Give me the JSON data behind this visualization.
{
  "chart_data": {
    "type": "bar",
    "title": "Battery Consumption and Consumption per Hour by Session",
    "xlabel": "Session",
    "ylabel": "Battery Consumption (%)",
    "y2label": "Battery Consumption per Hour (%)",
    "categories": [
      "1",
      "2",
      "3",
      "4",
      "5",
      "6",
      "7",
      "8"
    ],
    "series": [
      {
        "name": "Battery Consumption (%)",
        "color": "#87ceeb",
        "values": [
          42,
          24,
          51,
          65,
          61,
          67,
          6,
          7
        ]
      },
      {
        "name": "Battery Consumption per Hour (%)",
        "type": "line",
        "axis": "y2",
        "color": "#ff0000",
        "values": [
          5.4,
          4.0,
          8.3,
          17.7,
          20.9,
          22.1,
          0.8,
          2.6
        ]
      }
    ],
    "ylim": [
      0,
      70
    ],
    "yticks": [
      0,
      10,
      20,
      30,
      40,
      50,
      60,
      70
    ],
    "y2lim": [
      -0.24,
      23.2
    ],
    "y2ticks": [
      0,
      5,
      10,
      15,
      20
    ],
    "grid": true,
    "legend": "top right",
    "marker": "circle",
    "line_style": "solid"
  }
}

----

■ **SET PROBLEM**: Pick each line holding the word "Consumption" out of the listing.

■ **ANSWER TO THE PROBLEM**:
    "title": "Battery Consumption and Consumption per Hour by Session",
    "ylabel": "Battery Consumption (%)",
    "y2label": "Battery Consumption per Hour (%)",
        "name": "Battery Consumption (%)",
        "name": "Battery Consumption per Hour (%)",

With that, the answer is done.